OBJECTIVE: Exactly as they appear, output all of the records. Skip any images.

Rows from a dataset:
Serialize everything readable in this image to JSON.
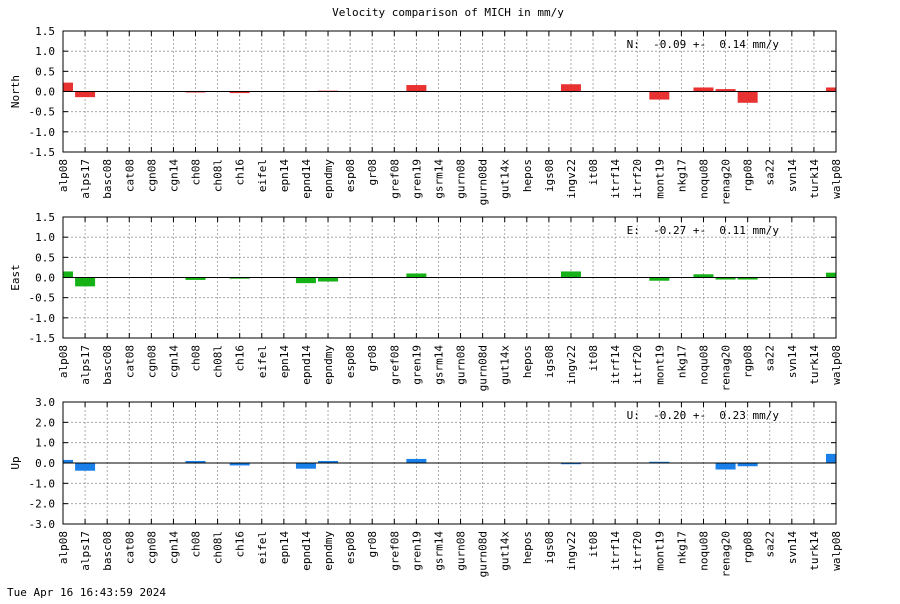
{
  "footer_timestamp": "Tue Apr 16 16:43:59 2024",
  "chart_data": {
    "type": "bar",
    "title": "Velocity comparison of MICH in mm/y",
    "categories": [
      "alp08",
      "alps17",
      "basc08",
      "cat08",
      "cgn08",
      "cgn14",
      "ch08",
      "ch08l",
      "ch16",
      "eifel",
      "epn14",
      "epnd14",
      "epndmy",
      "esp08",
      "gr08",
      "gref08",
      "gren19",
      "gsrm14",
      "gurn08",
      "gurn08d",
      "gut14x",
      "hepos",
      "igs08",
      "ingv22",
      "it08",
      "itrf14",
      "itrf20",
      "mont19",
      "nkg17",
      "noqu08",
      "renag20",
      "rgp08",
      "sa22",
      "svn14",
      "turk14",
      "walp08"
    ],
    "grid": true,
    "panels": [
      {
        "ylabel": "North",
        "ylim": [
          -1.5,
          1.5
        ],
        "yticks": [
          "1.5",
          "1.0",
          "0.5",
          "0.0",
          "-0.5",
          "-1.0",
          "-1.5"
        ],
        "ytick_values": [
          1.5,
          1.0,
          0.5,
          0.0,
          -0.5,
          -1.0,
          -1.5
        ],
        "color": "#e83232",
        "stat_label": "N:  -0.09 +-  0.14 mm/y",
        "values": [
          0.22,
          -0.14,
          0,
          0,
          0,
          0,
          -0.02,
          0,
          -0.04,
          0,
          0,
          0,
          0.02,
          0,
          0,
          0,
          0.16,
          0,
          0,
          0,
          0,
          0,
          0,
          0.18,
          0,
          0,
          0,
          -0.2,
          0,
          0.1,
          0.06,
          -0.28,
          0,
          0,
          0,
          0.1
        ]
      },
      {
        "ylabel": "East",
        "ylim": [
          -1.5,
          1.5
        ],
        "yticks": [
          "1.5",
          "1.0",
          "0.5",
          "0.0",
          "-0.5",
          "-1.0",
          "-1.5"
        ],
        "ytick_values": [
          1.5,
          1.0,
          0.5,
          0.0,
          -0.5,
          -1.0,
          -1.5
        ],
        "color": "#16b116",
        "stat_label": "E:  -0.27 +-  0.11 mm/y",
        "values": [
          0.15,
          -0.22,
          0,
          0,
          0,
          0,
          -0.06,
          0,
          -0.03,
          0,
          0,
          -0.14,
          -0.1,
          0,
          0,
          0,
          0.1,
          0,
          0,
          0,
          0,
          0,
          0,
          0.15,
          0,
          0,
          0,
          -0.08,
          0,
          0.08,
          -0.05,
          -0.05,
          0,
          0,
          0,
          0.12
        ]
      },
      {
        "ylabel": "Up",
        "ylim": [
          -3.0,
          3.0
        ],
        "yticks": [
          "3.0",
          "2.0",
          "1.0",
          "0.0",
          "-1.0",
          "-2.0",
          "-3.0"
        ],
        "ytick_values": [
          3.0,
          2.0,
          1.0,
          0.0,
          -1.0,
          -2.0,
          -3.0
        ],
        "color": "#1980ea",
        "stat_label": "U:  -0.20 +-  0.23 mm/y",
        "values": [
          0.15,
          -0.38,
          0,
          0,
          0,
          0,
          0.1,
          0,
          -0.12,
          0,
          0,
          -0.28,
          0.1,
          0,
          0,
          0,
          0.2,
          0,
          0,
          0,
          0,
          0,
          0,
          -0.06,
          0,
          0,
          0,
          0.06,
          0,
          0,
          -0.32,
          -0.16,
          0,
          0,
          0,
          0.45
        ]
      }
    ]
  }
}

SOLUTION:
Serialize everything readable in this image to JSON.
{
  "footer_timestamp": "Tue Apr 16 16:43:59 2024",
  "chart_data": {
    "type": "bar",
    "title": "Velocity comparison of MICH in mm/y",
    "categories": [
      "alp08",
      "alps17",
      "basc08",
      "cat08",
      "cgn08",
      "cgn14",
      "ch08",
      "ch08l",
      "ch16",
      "eifel",
      "epn14",
      "epnd14",
      "epndmy",
      "esp08",
      "gr08",
      "gref08",
      "gren19",
      "gsrm14",
      "gurn08",
      "gurn08d",
      "gut14x",
      "hepos",
      "igs08",
      "ingv22",
      "it08",
      "itrf14",
      "itrf20",
      "mont19",
      "nkg17",
      "noqu08",
      "renag20",
      "rgp08",
      "sa22",
      "svn14",
      "turk14",
      "walp08"
    ],
    "grid": true,
    "panels": [
      {
        "ylabel": "North",
        "ylim": [
          -1.5,
          1.5
        ],
        "yticks": [
          "1.5",
          "1.0",
          "0.5",
          "0.0",
          "-0.5",
          "-1.0",
          "-1.5"
        ],
        "ytick_values": [
          1.5,
          1.0,
          0.5,
          0.0,
          -0.5,
          -1.0,
          -1.5
        ],
        "color": "#e83232",
        "stat_label": "N:  -0.09 +-  0.14 mm/y",
        "values": [
          0.22,
          -0.14,
          0,
          0,
          0,
          0,
          -0.02,
          0,
          -0.04,
          0,
          0,
          0,
          0.02,
          0,
          0,
          0,
          0.16,
          0,
          0,
          0,
          0,
          0,
          0,
          0.18,
          0,
          0,
          0,
          -0.2,
          0,
          0.1,
          0.06,
          -0.28,
          0,
          0,
          0,
          0.1
        ]
      },
      {
        "ylabel": "East",
        "ylim": [
          -1.5,
          1.5
        ],
        "yticks": [
          "1.5",
          "1.0",
          "0.5",
          "0.0",
          "-0.5",
          "-1.0",
          "-1.5"
        ],
        "ytick_values": [
          1.5,
          1.0,
          0.5,
          0.0,
          -0.5,
          -1.0,
          -1.5
        ],
        "color": "#16b116",
        "stat_label": "E:  -0.27 +-  0.11 mm/y",
        "values": [
          0.15,
          -0.22,
          0,
          0,
          0,
          0,
          -0.06,
          0,
          -0.03,
          0,
          0,
          -0.14,
          -0.1,
          0,
          0,
          0,
          0.1,
          0,
          0,
          0,
          0,
          0,
          0,
          0.15,
          0,
          0,
          0,
          -0.08,
          0,
          0.08,
          -0.05,
          -0.05,
          0,
          0,
          0,
          0.12
        ]
      },
      {
        "ylabel": "Up",
        "ylim": [
          -3.0,
          3.0
        ],
        "yticks": [
          "3.0",
          "2.0",
          "1.0",
          "0.0",
          "-1.0",
          "-2.0",
          "-3.0"
        ],
        "ytick_values": [
          3.0,
          2.0,
          1.0,
          0.0,
          -1.0,
          -2.0,
          -3.0
        ],
        "color": "#1980ea",
        "stat_label": "U:  -0.20 +-  0.23 mm/y",
        "values": [
          0.15,
          -0.38,
          0,
          0,
          0,
          0,
          0.1,
          0,
          -0.12,
          0,
          0,
          -0.28,
          0.1,
          0,
          0,
          0,
          0.2,
          0,
          0,
          0,
          0,
          0,
          0,
          -0.06,
          0,
          0,
          0,
          0.06,
          0,
          0,
          -0.32,
          -0.16,
          0,
          0,
          0,
          0.45
        ]
      }
    ]
  }
}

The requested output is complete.